_TASK BRIEF_.
Could you write out the records below exactly as they appear, leaving out any pictures?

--- BEGIN EXERCISE INPUTS ---

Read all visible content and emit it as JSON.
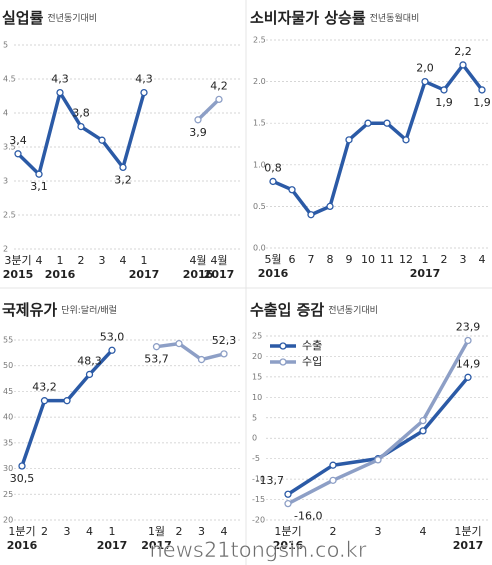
{
  "chart_data": [
    {
      "type": "line",
      "title": "실업률",
      "subtitle": "전년동기대비",
      "categories": [
        "3분기",
        "4",
        "1",
        "2",
        "3",
        "4",
        "1",
        "4월",
        "4월"
      ],
      "years": [
        "2015",
        null,
        "2016",
        null,
        null,
        null,
        "2017",
        "2016",
        "2017"
      ],
      "series": [
        {
          "color": "#2b5aa6",
          "values": [
            3.4,
            3.1,
            4.3,
            3.8,
            3.6,
            3.2,
            4.3,
            null,
            null
          ],
          "value_labels": [
            "3,4",
            "3,1",
            "4,3",
            "3,8",
            null,
            "3,2",
            "4,3",
            null,
            null
          ]
        },
        {
          "color": "#8d9fc6",
          "values": [
            null,
            null,
            null,
            null,
            null,
            null,
            null,
            3.9,
            4.2
          ],
          "value_labels": [
            null,
            null,
            null,
            null,
            null,
            null,
            null,
            "3,9",
            "4,2"
          ]
        }
      ],
      "ylim": [
        2,
        5
      ],
      "yticks": [
        2,
        2.5,
        3,
        3.5,
        4,
        4.5,
        5
      ],
      "grid": true
    },
    {
      "type": "line",
      "title": "소비자물가 상승률",
      "subtitle": "전년동월대비",
      "categories": [
        "5월",
        "6",
        "7",
        "8",
        "9",
        "10",
        "11",
        "12",
        "1",
        "2",
        "3",
        "4"
      ],
      "years": [
        "2016",
        null,
        null,
        null,
        null,
        null,
        null,
        null,
        "2017",
        null,
        null,
        null
      ],
      "series": [
        {
          "color": "#2b5aa6",
          "values": [
            0.8,
            0.7,
            0.4,
            0.5,
            1.3,
            1.5,
            1.5,
            1.3,
            2.0,
            1.9,
            2.2,
            1.9
          ],
          "value_labels": [
            "0,8",
            null,
            null,
            null,
            null,
            null,
            null,
            null,
            "2,0",
            "1,9",
            "2,2",
            "1,9"
          ]
        }
      ],
      "ylim": [
        0,
        2.5
      ],
      "yticks": [
        {
          "value": 0,
          "label": "0.0"
        },
        0.5,
        {
          "value": 1,
          "label": "1.0"
        },
        1.5,
        {
          "value": 2,
          "label": "2.0"
        },
        2.5
      ],
      "grid": true
    },
    {
      "type": "line",
      "title": "국제유가",
      "subtitle": "단위:달러/배럴",
      "categories": [
        "1분기",
        "2",
        "3",
        "4",
        "1",
        "1월",
        "2",
        "3",
        "4"
      ],
      "years": [
        "2016",
        null,
        null,
        null,
        "2017",
        "2017",
        null,
        null,
        null
      ],
      "series": [
        {
          "color": "#2b5aa6",
          "values": [
            30.5,
            43.2,
            43.2,
            48.3,
            53.0,
            null,
            null,
            null,
            null
          ],
          "value_labels": [
            "30,5",
            "43,2",
            null,
            "48,3",
            "53,0",
            null,
            null,
            null,
            null
          ]
        },
        {
          "color": "#8d9fc6",
          "values": [
            null,
            null,
            null,
            null,
            null,
            53.7,
            54.3,
            51.2,
            52.3
          ],
          "value_labels": [
            null,
            null,
            null,
            null,
            null,
            "53,7",
            null,
            null,
            "52,3"
          ]
        }
      ],
      "ylim": [
        20,
        55
      ],
      "yticks": [
        20,
        25,
        30,
        35,
        40,
        45,
        50,
        55
      ],
      "grid": true
    },
    {
      "type": "line",
      "title": "수출입 증감",
      "subtitle": "전년동기대비",
      "categories": [
        "1분기",
        "2",
        "3",
        "4",
        "1분기"
      ],
      "years": [
        "2016",
        null,
        null,
        null,
        "2017"
      ],
      "series": [
        {
          "name": "수출",
          "color": "#2b5aa6",
          "values": [
            -13.7,
            -6.6,
            -5.0,
            1.8,
            14.9
          ],
          "value_labels": [
            "-13,7",
            null,
            null,
            null,
            "14,9"
          ]
        },
        {
          "name": "수입",
          "color": "#8d9fc6",
          "values": [
            -16.0,
            -10.3,
            -5.3,
            4.3,
            23.9
          ],
          "value_labels": [
            "-16,0",
            null,
            null,
            null,
            "23,9"
          ]
        }
      ],
      "ylim": [
        -20,
        25
      ],
      "yticks": [
        -20,
        -15,
        -10,
        -5,
        0,
        5,
        10,
        15,
        20,
        25
      ],
      "grid": true,
      "legend": "upper left"
    }
  ],
  "watermark": "news21tongsin.co.kr"
}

--- END EXERCISE INPUTS ---

_TASK ANSWER_.
Read all visible content and emit it as JSON.
{
  "chart_data": [
    {
      "type": "line",
      "title": "실업률",
      "subtitle": "전년동기대비",
      "categories": [
        "3분기",
        "4",
        "1",
        "2",
        "3",
        "4",
        "1",
        "4월",
        "4월"
      ],
      "years": [
        "2015",
        null,
        "2016",
        null,
        null,
        null,
        "2017",
        "2016",
        "2017"
      ],
      "series": [
        {
          "color": "#2b5aa6",
          "values": [
            3.4,
            3.1,
            4.3,
            3.8,
            3.6,
            3.2,
            4.3,
            null,
            null
          ],
          "value_labels": [
            "3,4",
            "3,1",
            "4,3",
            "3,8",
            null,
            "3,2",
            "4,3",
            null,
            null
          ]
        },
        {
          "color": "#8d9fc6",
          "values": [
            null,
            null,
            null,
            null,
            null,
            null,
            null,
            3.9,
            4.2
          ],
          "value_labels": [
            null,
            null,
            null,
            null,
            null,
            null,
            null,
            "3,9",
            "4,2"
          ]
        }
      ],
      "ylim": [
        2,
        5
      ],
      "yticks": [
        2,
        2.5,
        3,
        3.5,
        4,
        4.5,
        5
      ],
      "grid": true
    },
    {
      "type": "line",
      "title": "소비자물가 상승률",
      "subtitle": "전년동월대비",
      "categories": [
        "5월",
        "6",
        "7",
        "8",
        "9",
        "10",
        "11",
        "12",
        "1",
        "2",
        "3",
        "4"
      ],
      "years": [
        "2016",
        null,
        null,
        null,
        null,
        null,
        null,
        null,
        "2017",
        null,
        null,
        null
      ],
      "series": [
        {
          "color": "#2b5aa6",
          "values": [
            0.8,
            0.7,
            0.4,
            0.5,
            1.3,
            1.5,
            1.5,
            1.3,
            2.0,
            1.9,
            2.2,
            1.9
          ],
          "value_labels": [
            "0,8",
            null,
            null,
            null,
            null,
            null,
            null,
            null,
            "2,0",
            "1,9",
            "2,2",
            "1,9"
          ]
        }
      ],
      "ylim": [
        0,
        2.5
      ],
      "yticks": [
        {
          "value": 0,
          "label": "0.0"
        },
        0.5,
        {
          "value": 1,
          "label": "1.0"
        },
        1.5,
        {
          "value": 2,
          "label": "2.0"
        },
        2.5
      ],
      "grid": true
    },
    {
      "type": "line",
      "title": "국제유가",
      "subtitle": "단위:달러/배럴",
      "categories": [
        "1분기",
        "2",
        "3",
        "4",
        "1",
        "1월",
        "2",
        "3",
        "4"
      ],
      "years": [
        "2016",
        null,
        null,
        null,
        "2017",
        "2017",
        null,
        null,
        null
      ],
      "series": [
        {
          "color": "#2b5aa6",
          "values": [
            30.5,
            43.2,
            43.2,
            48.3,
            53.0,
            null,
            null,
            null,
            null
          ],
          "value_labels": [
            "30,5",
            "43,2",
            null,
            "48,3",
            "53,0",
            null,
            null,
            null,
            null
          ]
        },
        {
          "color": "#8d9fc6",
          "values": [
            null,
            null,
            null,
            null,
            null,
            53.7,
            54.3,
            51.2,
            52.3
          ],
          "value_labels": [
            null,
            null,
            null,
            null,
            null,
            "53,7",
            null,
            null,
            "52,3"
          ]
        }
      ],
      "ylim": [
        20,
        55
      ],
      "yticks": [
        20,
        25,
        30,
        35,
        40,
        45,
        50,
        55
      ],
      "grid": true
    },
    {
      "type": "line",
      "title": "수출입 증감",
      "subtitle": "전년동기대비",
      "categories": [
        "1분기",
        "2",
        "3",
        "4",
        "1분기"
      ],
      "years": [
        "2016",
        null,
        null,
        null,
        "2017"
      ],
      "series": [
        {
          "name": "수출",
          "color": "#2b5aa6",
          "values": [
            -13.7,
            -6.6,
            -5.0,
            1.8,
            14.9
          ],
          "value_labels": [
            "-13,7",
            null,
            null,
            null,
            "14,9"
          ]
        },
        {
          "name": "수입",
          "color": "#8d9fc6",
          "values": [
            -16.0,
            -10.3,
            -5.3,
            4.3,
            23.9
          ],
          "value_labels": [
            "-16,0",
            null,
            null,
            null,
            "23,9"
          ]
        }
      ],
      "ylim": [
        -20,
        25
      ],
      "yticks": [
        -20,
        -15,
        -10,
        -5,
        0,
        5,
        10,
        15,
        20,
        25
      ],
      "grid": true,
      "legend": "upper left"
    }
  ],
  "watermark": "news21tongsin.co.kr"
}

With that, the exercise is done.